SELECTED EXTRACT:
■ ■ ■ ■ ■

Manage alerts#
In addition to Simple HTTPS uptime checks, we also have a set of alerts that are configured in support deployments using Jsonnet in our Infrastructure. More about these alerts at Alerts configured with Jsonnet
What to do when an alert fires based on its type and severity#
When an alert fires a person should decide how to handle it based on the type of alert and its severity. The general steps to take for any alert are:
Validate/invalidate as quickly as possible if we are dealing with an outage
If an outage, then add the P1 priority to the PD incident and follow the incident process
If not an outage, then time-box yourself to 30 min and either debug or fix it if you know how
After 30min, use your judgement to decide if you need to create a follow-up issue to investigate further. It might be that you believe that extra time invested won’t bring any light into the root cause. This is ok. Just leave a note in PD.
Close the alert in PD and link to the issue if you created one
Below are some guidelines on how to handle the different types of alerts we have configured.
Severity and timeline#
When an alert fires, it will create an incident in PagerDuty and notify the #pagerduty-notifications channel on the 2i2c Slack.
Each alert setup with Jsonnet has a severity level that can be one of:
take immediate actionsame day action neededaction needed this weekto be planned in sprint planning
This severity level, together with the priority levels described in Priority levels is what determines how quickly you should respond to the alert.
What to do for alerts about JupyterHub not being available#
These alerts are outages and have a P1 priority set by default. To resolve this alert:
check if another engineer is doing any work/testing/decommissioning of the hub
if they are, then resolve the alert in PD and remove its P1 priority (in this order)
if they’re not, then
validate if the hub is indeed not available
follow the incident response process
What to do for alerts on PVC capacity#
We monitor the capacity of the following volumes:
home directories
hub database
prometheus database
There are two alert types that are triggered based a capacity threshold:
A P2 alert at 10%
It is triggered when the volume has less than 10% of free space remaining and is assigned a
same day action needed, hence a P2 priority. To resolve the alert, follow the guidance below:Ack the alert in PD
To be documented, see GH issue
A P1 at 0%
It is triggered when the volumes doesn’t have any capacity left.
If we respond in time to the P2 alert, this one should never trigger.
This alert is assigned a
take immediate actionseverity level and a P1 priority, hence it is an outage.To resolve the alert, use the guides from the bullet above.
What to do for alerts on pod restarts#
We monitor pod restarts for the following services:
jupyterhub-groups-exporterjupyterhub-home-nfs
If a pod has restarted, it may indicate an issue with the service or its configuration. To resolve the alert:
Ack the alert in PD
Check if the pod is running or is restarting infinitely
Check the logs of the pod to identify any errors or issues that may have caused the restart - If the pod is stable and not restarting anymore, see if the logs present anything useful enough to open a tracking issue. And if not, mark the alert as resolved. - If the pod is still restarting, try getting it in a stable state by redeploying it or adjust its configuration to resolve the issue.
If you have taken the above actions and the issue persists, then - Open a GitHub issue capturing the details of the problem for consideration by the wider 2i2c team. - Setup a Priority number on the alert
What to do for alerts on server startup failures#
Any time two consecutive spawns fail in a 30m time window, we trigger an alert. This alert doesn’t have a severity lever or a priority level set on it by default because it can be anything. This is why is best to investigate these ASAP.

■ ■ ■ ■ ■

DATA:
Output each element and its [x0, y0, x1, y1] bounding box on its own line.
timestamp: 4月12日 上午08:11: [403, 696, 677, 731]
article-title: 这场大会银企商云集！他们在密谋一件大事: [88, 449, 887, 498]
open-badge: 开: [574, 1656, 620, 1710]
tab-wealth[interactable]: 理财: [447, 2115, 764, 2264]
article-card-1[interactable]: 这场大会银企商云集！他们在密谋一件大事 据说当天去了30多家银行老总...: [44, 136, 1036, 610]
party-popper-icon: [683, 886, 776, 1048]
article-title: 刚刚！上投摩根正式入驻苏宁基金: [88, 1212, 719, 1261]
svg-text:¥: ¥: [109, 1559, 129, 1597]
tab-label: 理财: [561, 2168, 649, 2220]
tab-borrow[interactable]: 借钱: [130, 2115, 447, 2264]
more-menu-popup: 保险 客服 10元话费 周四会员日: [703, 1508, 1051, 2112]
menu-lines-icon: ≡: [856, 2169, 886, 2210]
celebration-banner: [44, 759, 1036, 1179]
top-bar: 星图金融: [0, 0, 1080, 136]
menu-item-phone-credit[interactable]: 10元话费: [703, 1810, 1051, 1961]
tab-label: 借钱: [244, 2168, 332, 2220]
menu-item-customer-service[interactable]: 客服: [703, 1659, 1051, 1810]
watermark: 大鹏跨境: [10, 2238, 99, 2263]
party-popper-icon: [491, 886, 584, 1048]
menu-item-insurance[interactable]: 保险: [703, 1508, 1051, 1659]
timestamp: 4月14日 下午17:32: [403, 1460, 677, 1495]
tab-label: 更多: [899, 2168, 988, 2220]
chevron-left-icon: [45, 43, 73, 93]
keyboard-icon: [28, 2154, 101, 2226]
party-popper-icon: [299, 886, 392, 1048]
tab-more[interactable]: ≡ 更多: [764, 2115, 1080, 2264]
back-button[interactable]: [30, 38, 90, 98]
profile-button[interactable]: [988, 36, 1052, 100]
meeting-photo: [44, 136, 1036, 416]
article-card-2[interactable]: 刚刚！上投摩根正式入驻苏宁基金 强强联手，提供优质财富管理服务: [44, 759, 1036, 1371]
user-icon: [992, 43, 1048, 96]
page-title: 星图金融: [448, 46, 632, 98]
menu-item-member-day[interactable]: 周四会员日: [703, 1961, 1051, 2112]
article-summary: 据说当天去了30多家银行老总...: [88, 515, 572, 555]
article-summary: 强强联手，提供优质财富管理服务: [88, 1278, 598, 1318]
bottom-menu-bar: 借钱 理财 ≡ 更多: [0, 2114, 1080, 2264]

■ ■ ■ ■ ■

PROBLEMS AND TASKS:
1 > In the alerts guide, what priority do alerts about JupyterHub not being available have by default?
2 > Print everything in the alerts guide from "Each alert setup" down to "(in this order)".

RESULTS FOR EACH TASK:
1 > P1

2 >
Each alert setup with Jsonnet has a severity level that can be one of:
take immediate actionsame day action neededaction needed this weekto be planned in sprint planning
This severity level, together with the priority levels described in Priority levels is what determines how quickly you should respond to the alert.
What to do for alerts about JupyterHub not being available#
These alerts are outages and have a P1 priority set by default. To resolve this alert:
check if another engineer is doing any work/testing/decommissioning of the hub
if they are, then resolve the alert in PD and remove its P1 priority (in this order)